━━ DATA FOR THE TASK
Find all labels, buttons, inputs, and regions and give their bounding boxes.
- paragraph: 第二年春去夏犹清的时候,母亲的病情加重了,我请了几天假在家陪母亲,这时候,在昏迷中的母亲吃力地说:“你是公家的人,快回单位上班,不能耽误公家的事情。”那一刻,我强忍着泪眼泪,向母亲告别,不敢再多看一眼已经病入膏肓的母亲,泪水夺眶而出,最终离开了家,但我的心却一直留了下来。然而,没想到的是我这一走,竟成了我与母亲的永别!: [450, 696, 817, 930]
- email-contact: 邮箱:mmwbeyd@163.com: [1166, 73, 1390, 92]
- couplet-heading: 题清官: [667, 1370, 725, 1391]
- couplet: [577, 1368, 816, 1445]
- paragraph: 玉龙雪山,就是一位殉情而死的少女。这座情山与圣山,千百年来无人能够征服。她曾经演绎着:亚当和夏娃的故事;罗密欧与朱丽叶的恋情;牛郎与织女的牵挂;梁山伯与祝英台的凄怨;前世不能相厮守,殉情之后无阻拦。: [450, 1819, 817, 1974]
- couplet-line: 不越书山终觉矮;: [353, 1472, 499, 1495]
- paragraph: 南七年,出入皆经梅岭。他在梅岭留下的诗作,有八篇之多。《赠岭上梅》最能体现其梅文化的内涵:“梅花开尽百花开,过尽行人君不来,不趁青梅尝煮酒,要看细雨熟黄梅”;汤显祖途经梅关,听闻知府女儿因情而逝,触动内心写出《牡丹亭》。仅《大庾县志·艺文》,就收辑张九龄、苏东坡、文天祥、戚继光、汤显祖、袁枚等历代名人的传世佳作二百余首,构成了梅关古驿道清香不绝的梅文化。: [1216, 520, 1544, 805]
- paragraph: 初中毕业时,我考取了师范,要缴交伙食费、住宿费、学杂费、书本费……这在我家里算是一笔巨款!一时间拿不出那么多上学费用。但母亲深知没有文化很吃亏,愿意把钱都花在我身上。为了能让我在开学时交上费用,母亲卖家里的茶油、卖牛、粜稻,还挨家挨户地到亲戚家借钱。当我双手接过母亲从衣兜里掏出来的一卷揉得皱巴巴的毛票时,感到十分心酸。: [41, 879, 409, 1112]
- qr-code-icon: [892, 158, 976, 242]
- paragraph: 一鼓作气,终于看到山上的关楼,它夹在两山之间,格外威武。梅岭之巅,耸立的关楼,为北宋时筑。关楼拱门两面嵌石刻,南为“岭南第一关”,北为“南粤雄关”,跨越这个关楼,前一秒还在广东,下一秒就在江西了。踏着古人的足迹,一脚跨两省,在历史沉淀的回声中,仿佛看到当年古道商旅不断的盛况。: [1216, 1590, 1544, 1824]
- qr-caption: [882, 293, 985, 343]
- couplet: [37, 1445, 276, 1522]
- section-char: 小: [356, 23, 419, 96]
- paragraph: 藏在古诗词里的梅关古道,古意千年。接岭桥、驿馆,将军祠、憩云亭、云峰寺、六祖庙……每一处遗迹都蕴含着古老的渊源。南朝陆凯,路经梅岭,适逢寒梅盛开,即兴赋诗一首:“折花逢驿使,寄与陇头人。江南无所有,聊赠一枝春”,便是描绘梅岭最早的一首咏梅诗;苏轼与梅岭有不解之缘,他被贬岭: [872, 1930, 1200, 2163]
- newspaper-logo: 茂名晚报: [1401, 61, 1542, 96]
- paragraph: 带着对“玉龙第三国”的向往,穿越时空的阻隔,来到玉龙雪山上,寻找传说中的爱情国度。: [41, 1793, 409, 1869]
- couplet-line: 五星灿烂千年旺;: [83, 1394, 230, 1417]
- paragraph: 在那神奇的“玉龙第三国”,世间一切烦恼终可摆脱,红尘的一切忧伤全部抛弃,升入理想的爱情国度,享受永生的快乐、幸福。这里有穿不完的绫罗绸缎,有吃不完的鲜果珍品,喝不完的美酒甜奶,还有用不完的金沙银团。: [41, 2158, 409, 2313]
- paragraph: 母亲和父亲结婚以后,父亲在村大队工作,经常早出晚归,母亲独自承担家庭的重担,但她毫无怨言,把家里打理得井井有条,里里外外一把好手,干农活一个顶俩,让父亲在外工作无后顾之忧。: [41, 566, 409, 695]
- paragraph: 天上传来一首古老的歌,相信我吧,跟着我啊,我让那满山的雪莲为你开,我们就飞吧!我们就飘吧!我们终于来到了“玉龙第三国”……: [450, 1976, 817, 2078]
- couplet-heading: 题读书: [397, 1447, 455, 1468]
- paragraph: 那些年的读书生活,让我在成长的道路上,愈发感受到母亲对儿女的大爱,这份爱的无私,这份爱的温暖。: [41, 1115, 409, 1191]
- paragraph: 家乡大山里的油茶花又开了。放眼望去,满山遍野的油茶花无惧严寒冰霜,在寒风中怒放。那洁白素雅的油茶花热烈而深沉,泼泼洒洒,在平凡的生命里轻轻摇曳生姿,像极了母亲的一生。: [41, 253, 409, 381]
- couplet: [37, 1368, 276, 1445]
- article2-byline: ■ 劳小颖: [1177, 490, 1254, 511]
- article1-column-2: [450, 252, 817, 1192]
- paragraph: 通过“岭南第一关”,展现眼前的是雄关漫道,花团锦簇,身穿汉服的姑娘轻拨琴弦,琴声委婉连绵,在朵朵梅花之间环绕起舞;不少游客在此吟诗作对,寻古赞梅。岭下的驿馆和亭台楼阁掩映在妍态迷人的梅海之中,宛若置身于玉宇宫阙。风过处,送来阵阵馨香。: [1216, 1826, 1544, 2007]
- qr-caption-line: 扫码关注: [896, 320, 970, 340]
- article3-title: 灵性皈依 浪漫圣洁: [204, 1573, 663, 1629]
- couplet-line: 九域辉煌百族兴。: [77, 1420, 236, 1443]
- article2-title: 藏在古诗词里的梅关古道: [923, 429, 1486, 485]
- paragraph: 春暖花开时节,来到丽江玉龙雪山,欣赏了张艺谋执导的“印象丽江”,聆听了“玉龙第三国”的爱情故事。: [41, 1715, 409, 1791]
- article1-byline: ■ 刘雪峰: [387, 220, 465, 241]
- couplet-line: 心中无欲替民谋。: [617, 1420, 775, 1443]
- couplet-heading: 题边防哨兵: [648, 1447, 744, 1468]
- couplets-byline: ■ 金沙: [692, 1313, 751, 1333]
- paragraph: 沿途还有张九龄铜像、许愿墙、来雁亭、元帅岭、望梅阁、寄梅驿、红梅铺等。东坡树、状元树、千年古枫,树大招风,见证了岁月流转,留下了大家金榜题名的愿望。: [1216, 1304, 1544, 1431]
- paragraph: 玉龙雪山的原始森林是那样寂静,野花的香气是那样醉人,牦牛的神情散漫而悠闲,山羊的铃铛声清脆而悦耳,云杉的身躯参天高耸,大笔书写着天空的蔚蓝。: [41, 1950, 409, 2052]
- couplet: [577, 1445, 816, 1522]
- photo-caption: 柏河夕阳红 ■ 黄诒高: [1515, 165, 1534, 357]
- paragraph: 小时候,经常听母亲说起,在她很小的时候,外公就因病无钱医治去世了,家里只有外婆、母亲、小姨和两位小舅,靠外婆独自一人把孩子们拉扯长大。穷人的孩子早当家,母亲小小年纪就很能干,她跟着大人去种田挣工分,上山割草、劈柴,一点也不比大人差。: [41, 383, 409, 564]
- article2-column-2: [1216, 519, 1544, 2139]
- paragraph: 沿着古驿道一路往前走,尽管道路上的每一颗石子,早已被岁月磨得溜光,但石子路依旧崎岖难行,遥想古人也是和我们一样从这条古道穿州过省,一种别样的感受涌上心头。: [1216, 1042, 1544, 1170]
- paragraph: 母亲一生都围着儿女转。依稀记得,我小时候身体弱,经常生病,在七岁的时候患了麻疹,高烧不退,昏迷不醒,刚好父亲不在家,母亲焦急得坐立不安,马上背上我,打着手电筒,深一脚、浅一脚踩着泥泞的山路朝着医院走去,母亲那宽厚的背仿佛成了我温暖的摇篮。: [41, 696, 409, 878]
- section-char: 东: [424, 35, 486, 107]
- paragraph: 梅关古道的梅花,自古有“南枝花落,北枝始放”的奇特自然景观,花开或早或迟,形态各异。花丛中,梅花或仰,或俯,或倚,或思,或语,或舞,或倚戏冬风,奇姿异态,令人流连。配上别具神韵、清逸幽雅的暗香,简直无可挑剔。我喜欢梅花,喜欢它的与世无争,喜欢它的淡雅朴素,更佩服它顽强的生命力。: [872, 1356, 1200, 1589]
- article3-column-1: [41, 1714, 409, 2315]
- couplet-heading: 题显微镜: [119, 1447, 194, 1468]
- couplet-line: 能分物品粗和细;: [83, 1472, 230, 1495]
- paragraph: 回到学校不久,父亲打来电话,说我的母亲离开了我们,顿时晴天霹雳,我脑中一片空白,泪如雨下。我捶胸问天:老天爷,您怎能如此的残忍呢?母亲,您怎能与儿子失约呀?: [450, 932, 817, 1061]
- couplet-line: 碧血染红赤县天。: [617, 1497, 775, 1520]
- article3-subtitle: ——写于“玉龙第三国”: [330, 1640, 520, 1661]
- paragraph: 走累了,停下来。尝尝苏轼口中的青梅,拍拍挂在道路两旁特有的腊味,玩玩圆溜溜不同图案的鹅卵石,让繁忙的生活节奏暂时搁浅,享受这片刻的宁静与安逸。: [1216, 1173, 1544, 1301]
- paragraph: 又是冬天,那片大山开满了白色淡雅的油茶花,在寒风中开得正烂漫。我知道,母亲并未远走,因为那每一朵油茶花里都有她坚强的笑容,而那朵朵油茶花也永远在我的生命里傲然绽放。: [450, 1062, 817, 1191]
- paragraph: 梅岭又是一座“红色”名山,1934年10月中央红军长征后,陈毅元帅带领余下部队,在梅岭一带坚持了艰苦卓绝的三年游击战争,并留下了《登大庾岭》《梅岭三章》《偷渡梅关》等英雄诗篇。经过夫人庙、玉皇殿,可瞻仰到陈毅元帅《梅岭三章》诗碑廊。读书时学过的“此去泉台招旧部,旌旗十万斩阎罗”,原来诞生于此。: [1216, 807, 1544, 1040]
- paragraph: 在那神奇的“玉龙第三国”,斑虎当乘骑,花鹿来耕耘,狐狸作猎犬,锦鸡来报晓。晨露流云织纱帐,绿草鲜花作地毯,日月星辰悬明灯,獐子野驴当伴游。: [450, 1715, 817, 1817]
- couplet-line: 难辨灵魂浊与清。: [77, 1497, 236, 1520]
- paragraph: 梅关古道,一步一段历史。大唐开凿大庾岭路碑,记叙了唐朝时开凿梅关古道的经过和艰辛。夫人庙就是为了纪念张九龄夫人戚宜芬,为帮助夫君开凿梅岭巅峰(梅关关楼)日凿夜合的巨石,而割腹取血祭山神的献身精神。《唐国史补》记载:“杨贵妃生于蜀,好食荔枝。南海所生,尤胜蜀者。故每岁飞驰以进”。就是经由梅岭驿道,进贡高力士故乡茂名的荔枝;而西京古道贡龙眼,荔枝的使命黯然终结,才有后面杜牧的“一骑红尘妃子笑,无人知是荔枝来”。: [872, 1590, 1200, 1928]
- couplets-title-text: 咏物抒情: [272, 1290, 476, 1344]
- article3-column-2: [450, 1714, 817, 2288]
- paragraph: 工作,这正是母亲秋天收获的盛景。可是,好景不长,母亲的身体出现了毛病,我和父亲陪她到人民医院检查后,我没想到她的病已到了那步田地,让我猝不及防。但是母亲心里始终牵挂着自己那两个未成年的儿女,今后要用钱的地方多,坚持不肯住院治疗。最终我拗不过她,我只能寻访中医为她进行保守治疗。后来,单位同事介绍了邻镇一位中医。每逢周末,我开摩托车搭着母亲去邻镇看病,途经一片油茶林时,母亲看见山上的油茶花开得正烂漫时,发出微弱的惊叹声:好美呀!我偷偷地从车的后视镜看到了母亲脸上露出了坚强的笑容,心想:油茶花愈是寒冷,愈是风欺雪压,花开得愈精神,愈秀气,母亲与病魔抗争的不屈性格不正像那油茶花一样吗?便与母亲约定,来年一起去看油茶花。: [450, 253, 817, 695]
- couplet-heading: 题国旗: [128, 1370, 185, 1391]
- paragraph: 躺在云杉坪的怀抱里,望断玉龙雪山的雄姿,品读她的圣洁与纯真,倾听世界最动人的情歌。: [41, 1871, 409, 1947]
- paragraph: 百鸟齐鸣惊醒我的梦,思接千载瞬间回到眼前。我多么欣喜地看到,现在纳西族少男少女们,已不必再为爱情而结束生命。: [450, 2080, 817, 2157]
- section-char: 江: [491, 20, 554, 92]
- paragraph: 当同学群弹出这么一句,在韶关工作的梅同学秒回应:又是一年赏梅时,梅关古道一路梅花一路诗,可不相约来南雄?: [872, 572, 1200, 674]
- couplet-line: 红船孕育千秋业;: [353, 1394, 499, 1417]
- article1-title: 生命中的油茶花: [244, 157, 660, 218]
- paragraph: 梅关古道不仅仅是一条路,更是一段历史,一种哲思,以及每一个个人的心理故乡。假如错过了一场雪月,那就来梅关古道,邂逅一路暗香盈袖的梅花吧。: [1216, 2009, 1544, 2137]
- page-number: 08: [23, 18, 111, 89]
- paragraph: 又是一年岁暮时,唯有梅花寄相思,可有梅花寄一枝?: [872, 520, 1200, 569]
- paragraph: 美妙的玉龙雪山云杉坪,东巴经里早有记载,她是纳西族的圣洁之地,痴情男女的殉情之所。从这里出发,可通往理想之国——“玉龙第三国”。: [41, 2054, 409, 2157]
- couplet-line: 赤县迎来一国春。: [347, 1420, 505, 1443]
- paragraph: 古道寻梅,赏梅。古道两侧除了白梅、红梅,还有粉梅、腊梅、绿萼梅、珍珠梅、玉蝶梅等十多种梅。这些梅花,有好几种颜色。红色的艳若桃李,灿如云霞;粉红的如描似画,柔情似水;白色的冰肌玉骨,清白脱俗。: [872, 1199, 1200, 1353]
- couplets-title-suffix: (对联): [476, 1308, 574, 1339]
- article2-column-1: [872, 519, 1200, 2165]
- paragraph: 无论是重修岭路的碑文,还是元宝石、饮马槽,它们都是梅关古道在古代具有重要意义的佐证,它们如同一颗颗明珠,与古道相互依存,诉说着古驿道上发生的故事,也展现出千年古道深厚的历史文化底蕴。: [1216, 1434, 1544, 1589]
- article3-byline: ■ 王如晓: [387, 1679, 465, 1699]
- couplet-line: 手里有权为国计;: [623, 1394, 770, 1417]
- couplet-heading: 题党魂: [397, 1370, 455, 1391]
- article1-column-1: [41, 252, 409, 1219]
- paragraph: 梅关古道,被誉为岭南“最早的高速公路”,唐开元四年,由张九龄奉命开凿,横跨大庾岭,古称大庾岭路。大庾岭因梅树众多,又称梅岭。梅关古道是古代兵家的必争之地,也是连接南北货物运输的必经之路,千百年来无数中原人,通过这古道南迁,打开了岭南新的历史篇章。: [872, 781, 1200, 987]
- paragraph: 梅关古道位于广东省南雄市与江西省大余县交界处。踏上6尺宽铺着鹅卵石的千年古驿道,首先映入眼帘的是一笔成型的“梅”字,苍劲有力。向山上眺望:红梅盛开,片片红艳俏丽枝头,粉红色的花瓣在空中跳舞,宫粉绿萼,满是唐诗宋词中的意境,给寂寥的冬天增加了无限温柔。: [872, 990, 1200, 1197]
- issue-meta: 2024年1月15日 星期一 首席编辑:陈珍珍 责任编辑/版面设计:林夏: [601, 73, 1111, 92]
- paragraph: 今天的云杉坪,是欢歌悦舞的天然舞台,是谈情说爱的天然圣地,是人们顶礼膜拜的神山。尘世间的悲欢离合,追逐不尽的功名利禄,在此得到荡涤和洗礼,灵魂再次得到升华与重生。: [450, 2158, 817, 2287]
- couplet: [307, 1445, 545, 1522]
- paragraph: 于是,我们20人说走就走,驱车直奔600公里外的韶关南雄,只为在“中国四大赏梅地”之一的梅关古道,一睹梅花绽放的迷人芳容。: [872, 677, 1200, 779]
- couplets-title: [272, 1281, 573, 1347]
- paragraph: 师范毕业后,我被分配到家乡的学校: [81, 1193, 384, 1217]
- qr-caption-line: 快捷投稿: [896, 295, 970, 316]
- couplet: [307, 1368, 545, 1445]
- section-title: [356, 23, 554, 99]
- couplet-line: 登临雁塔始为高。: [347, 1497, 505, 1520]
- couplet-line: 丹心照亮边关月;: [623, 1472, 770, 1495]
━━━━
■ WHAT IS EXPECTED ■
Copy the records above character for character, from the first line through the line that contains "1115, 409, 1191]", with both of those lines included.

■ FULL OUTPUT ■
Find all labels, buttons, inputs, and regions and give their bounding boxes.
- paragraph: 第二年春去夏犹清的时候,母亲的病情加重了,我请了几天假在家陪母亲,这时候,在昏迷中的母亲吃力地说:“你是公家的人,快回单位上班,不能耽误公家的事情。”那一刻,我强忍着泪眼泪,向母亲告别,不敢再多看一眼已经病入膏肓的母亲,泪水夺眶而出,最终离开了家,但我的心却一直留了下来。然而,没想到的是我这一走,竟成了我与母亲的永别!: [450, 696, 817, 930]
- email-contact: 邮箱:mmwbeyd@163.com: [1166, 73, 1390, 92]
- couplet-heading: 题清官: [667, 1370, 725, 1391]
- couplet: [577, 1368, 816, 1445]
- paragraph: 玉龙雪山,就是一位殉情而死的少女。这座情山与圣山,千百年来无人能够征服。她曾经演绎着:亚当和夏娃的故事;罗密欧与朱丽叶的恋情;牛郎与织女的牵挂;梁山伯与祝英台的凄怨;前世不能相厮守,殉情之后无阻拦。: [450, 1819, 817, 1974]
- couplet-line: 不越书山终觉矮;: [353, 1472, 499, 1495]
- paragraph: 南七年,出入皆经梅岭。他在梅岭留下的诗作,有八篇之多。《赠岭上梅》最能体现其梅文化的内涵:“梅花开尽百花开,过尽行人君不来,不趁青梅尝煮酒,要看细雨熟黄梅”;汤显祖途经梅关,听闻知府女儿因情而逝,触动内心写出《牡丹亭》。仅《大庾县志·艺文》,就收辑张九龄、苏东坡、文天祥、戚继光、汤显祖、袁枚等历代名人的传世佳作二百余首,构成了梅关古驿道清香不绝的梅文化。: [1216, 520, 1544, 805]
- paragraph: 初中毕业时,我考取了师范,要缴交伙食费、住宿费、学杂费、书本费……这在我家里算是一笔巨款!一时间拿不出那么多上学费用。但母亲深知没有文化很吃亏,愿意把钱都花在我身上。为了能让我在开学时交上费用,母亲卖家里的茶油、卖牛、粜稻,还挨家挨户地到亲戚家借钱。当我双手接过母亲从衣兜里掏出来的一卷揉得皱巴巴的毛票时,感到十分心酸。: [41, 879, 409, 1112]
- qr-code-icon: [892, 158, 976, 242]
- paragraph: 一鼓作气,终于看到山上的关楼,它夹在两山之间,格外威武。梅岭之巅,耸立的关楼,为北宋时筑。关楼拱门两面嵌石刻,南为“岭南第一关”,北为“南粤雄关”,跨越这个关楼,前一秒还在广东,下一秒就在江西了。踏着古人的足迹,一脚跨两省,在历史沉淀的回声中,仿佛看到当年古道商旅不断的盛况。: [1216, 1590, 1544, 1824]
- qr-caption: [882, 293, 985, 343]
- couplet: [37, 1445, 276, 1522]
- section-char: 小: [356, 23, 419, 96]
- paragraph: 藏在古诗词里的梅关古道,古意千年。接岭桥、驿馆,将军祠、憩云亭、云峰寺、六祖庙……每一处遗迹都蕴含着古老的渊源。南朝陆凯,路经梅岭,适逢寒梅盛开,即兴赋诗一首:“折花逢驿使,寄与陇头人。江南无所有,聊赠一枝春”,便是描绘梅岭最早的一首咏梅诗;苏轼与梅岭有不解之缘,他被贬岭: [872, 1930, 1200, 2163]
- newspaper-logo: 茂名晚报: [1401, 61, 1542, 96]
- paragraph: 带着对“玉龙第三国”的向往,穿越时空的阻隔,来到玉龙雪山上,寻找传说中的爱情国度。: [41, 1793, 409, 1869]
- couplet-line: 五星灿烂千年旺;: [83, 1394, 230, 1417]
- paragraph: 在那神奇的“玉龙第三国”,世间一切烦恼终可摆脱,红尘的一切忧伤全部抛弃,升入理想的爱情国度,享受永生的快乐、幸福。这里有穿不完的绫罗绸缎,有吃不完的鲜果珍品,喝不完的美酒甜奶,还有用不完的金沙银团。: [41, 2158, 409, 2313]
- paragraph: 母亲和父亲结婚以后,父亲在村大队工作,经常早出晚归,母亲独自承担家庭的重担,但她毫无怨言,把家里打理得井井有条,里里外外一把好手,干农活一个顶俩,让父亲在外工作无后顾之忧。: [41, 566, 409, 695]
- paragraph: 天上传来一首古老的歌,相信我吧,跟着我啊,我让那满山的雪莲为你开,我们就飞吧!我们就飘吧!我们终于来到了“玉龙第三国”……: [450, 1976, 817, 2078]
- couplet-heading: 题读书: [397, 1447, 455, 1468]
- paragraph: 那些年的读书生活,让我在成长的道路上,愈发感受到母亲对儿女的大爱,这份爱的无私,这份爱的温暖。: [41, 1115, 409, 1191]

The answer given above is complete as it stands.